EXERCISE GOAL =
Find all lines in the records that include the word "date", and copy them out.

RECORDS SUPPLIED =
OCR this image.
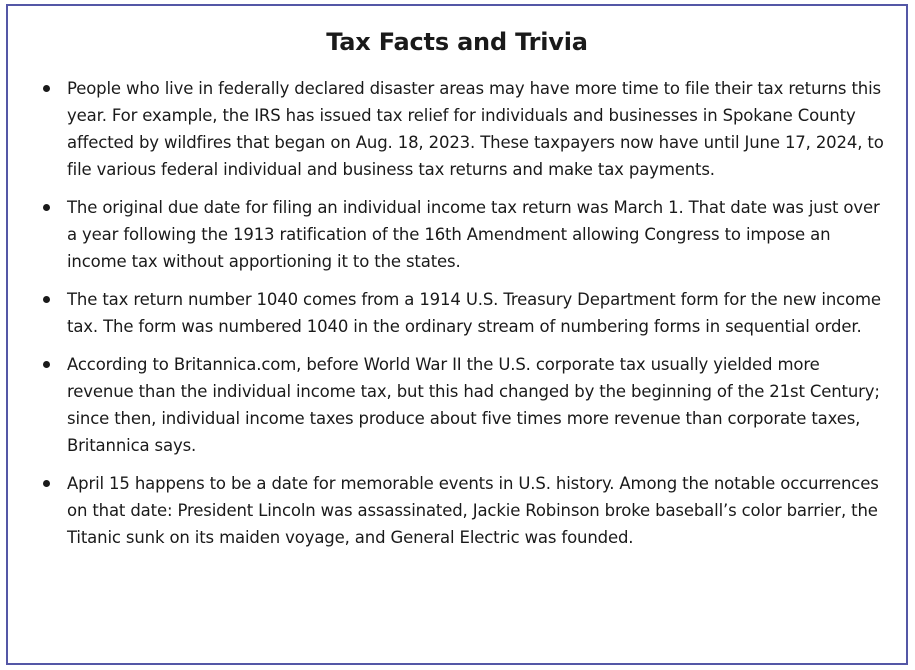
Tax Facts and Trivia
People who live in federally declared disaster areas may have more time to file their tax returns this year. For example, the IRS has issued tax relief for individuals and businesses in Spokane County affected by wildfires that began on Aug. 18, 2023. These taxpayers now have until June 17, 2024, to file various federal individual and business tax returns and make tax payments.
The original due date for filing an individual income tax return was March 1. That date was just over a year following the 1913 ratification of the 16th Amendment allowing Congress to impose an income tax without apportioning it to the states.
The tax return number 1040 comes from a 1914 U.S. Treasury Department form for the new income tax. The form was numbered 1040 in the ordinary stream of numbering forms in sequential order.
According to Britannica.com, before World War II the U.S. corporate tax usually yielded more revenue than the individual income tax, but this had changed by the beginning of the 21st Century; since then, individual income taxes produce about five times more revenue than corporate taxes, Britannica says.
April 15 happens to be a date for memorable events in U.S. history. Among the notable occurrences on that date: President Lincoln was assassinated, Jackie Robinson broke baseball’s color barrier, the Titanic sunk on its maiden voyage, and General Electric was founded.
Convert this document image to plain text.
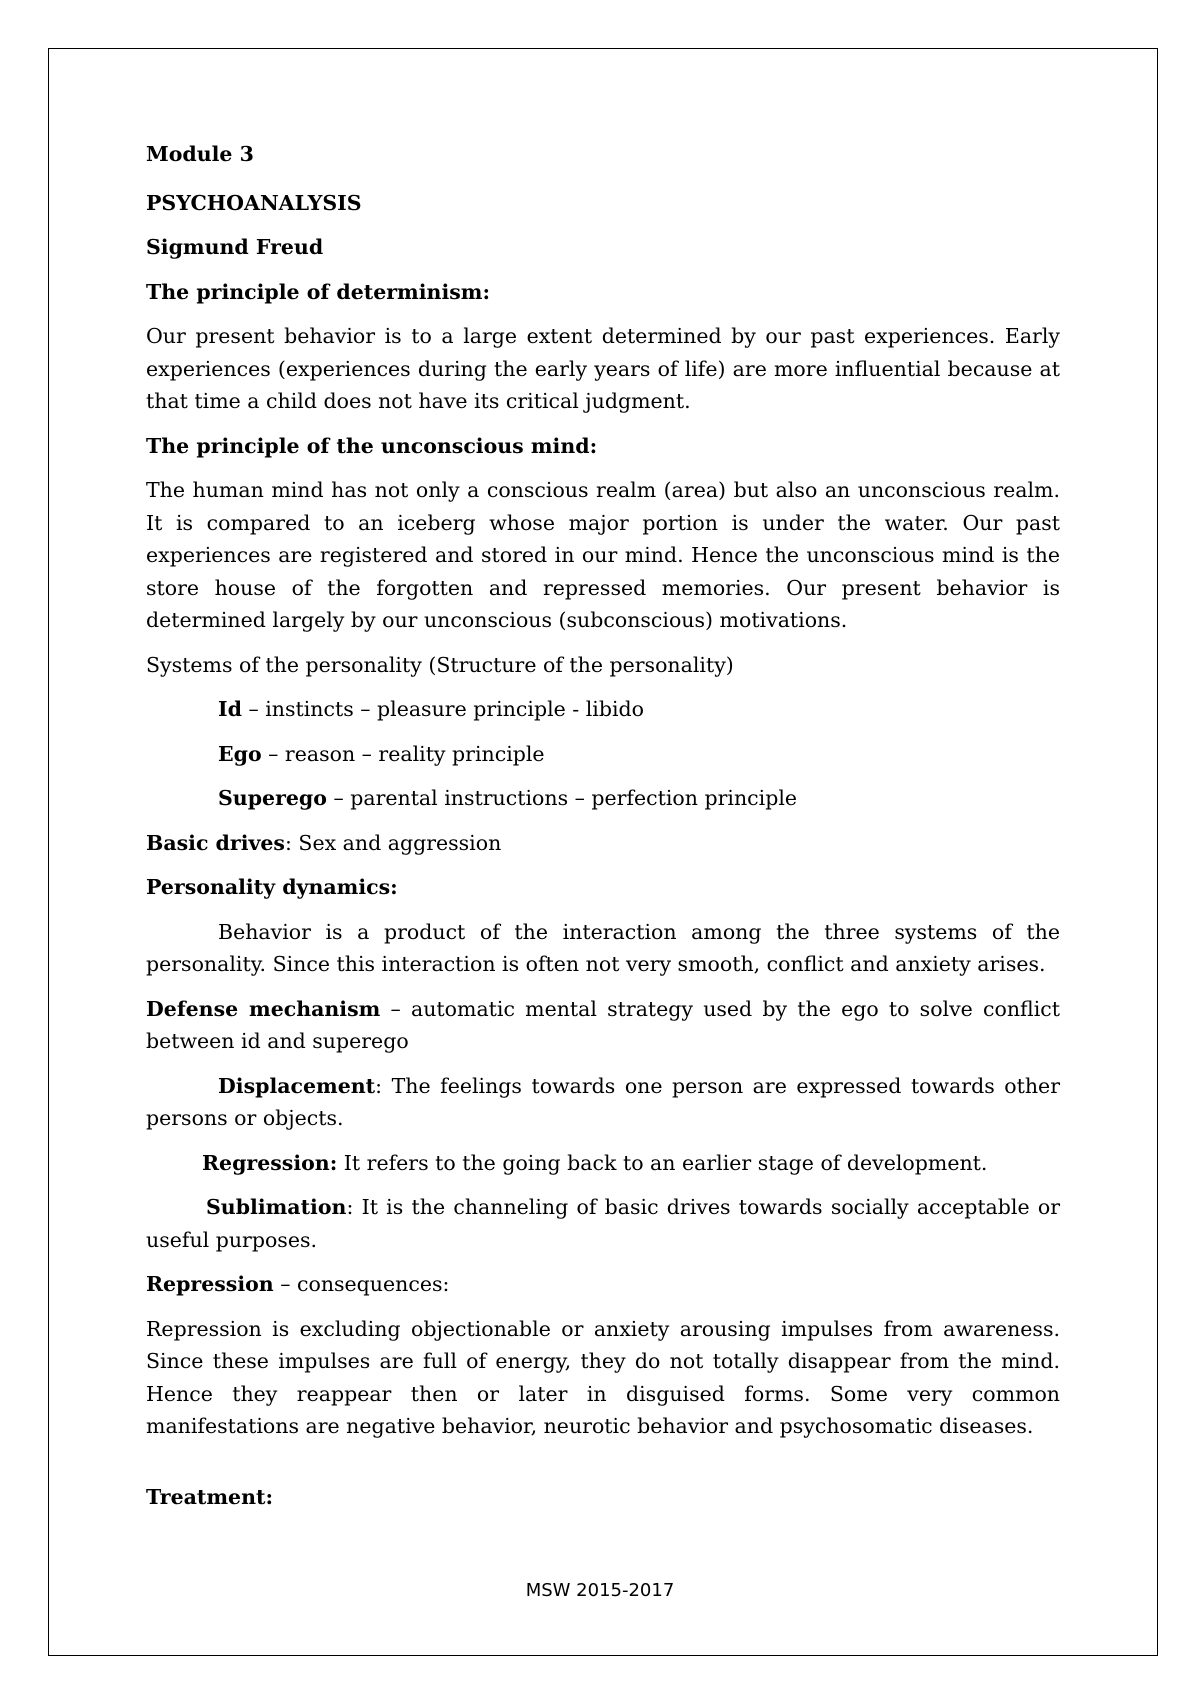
Module 3
PSYCHOANALYSIS
Sigmund Freud
The principle of determinism:
Our present behavior is to a large extent determined by our past experiences. Early experiences (experiences during the early years of life) are more influential because at that time a child does not have its critical judgment.
The principle of the unconscious mind:
The human mind has not only a conscious realm (area) but also an unconscious realm. It is compared to an iceberg whose major portion is under the water. Our past experiences are registered and stored in our mind. Hence the unconscious mind is the store house of the forgotten and repressed memories. Our present behavior is determined largely by our unconscious (subconscious) motivations.
Systems of the personality (Structure of the personality)
Id – instincts – pleasure principle - libido
Ego – reason – reality principle
Superego – parental instructions – perfection principle
Basic drives: Sex and aggression
Personality dynamics:
Behavior is a product of the interaction among the three systems of the personality. Since this interaction is often not very smooth, conflict and anxiety arises.
Defense mechanism – automatic mental strategy used by the ego to solve conflict between id and superego
Displacement: The feelings towards one person are expressed towards other persons or objects.
Regression: It refers to the going back to an earlier stage of development.
Sublimation: It is the channeling of basic drives towards socially acceptable or useful purposes.
Repression – consequences:
Repression is excluding objectionable or anxiety arousing impulses from awareness. Since these impulses are full of energy, they do not totally disappear from the mind. Hence they reappear then or later in disguised forms. Some very common manifestations are negative behavior, neurotic behavior and psychosomatic diseases.
Treatment:
MSW 2015-2017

ANSWER FOR THE TASK =
The original due date for filing an individual income tax return was March 1. That date was just over a year following the 1913 ratification of the 16th Amendment allowing Congress to impose an income tax without apportioning it to the states.
April 15 happens to be a date for memorable events in U.S. history. Among the notable occurrences on that date: President Lincoln was assassinated, Jackie Robinson broke baseball’s color barrier, the Titanic sunk on its maiden voyage, and General Electric was founded.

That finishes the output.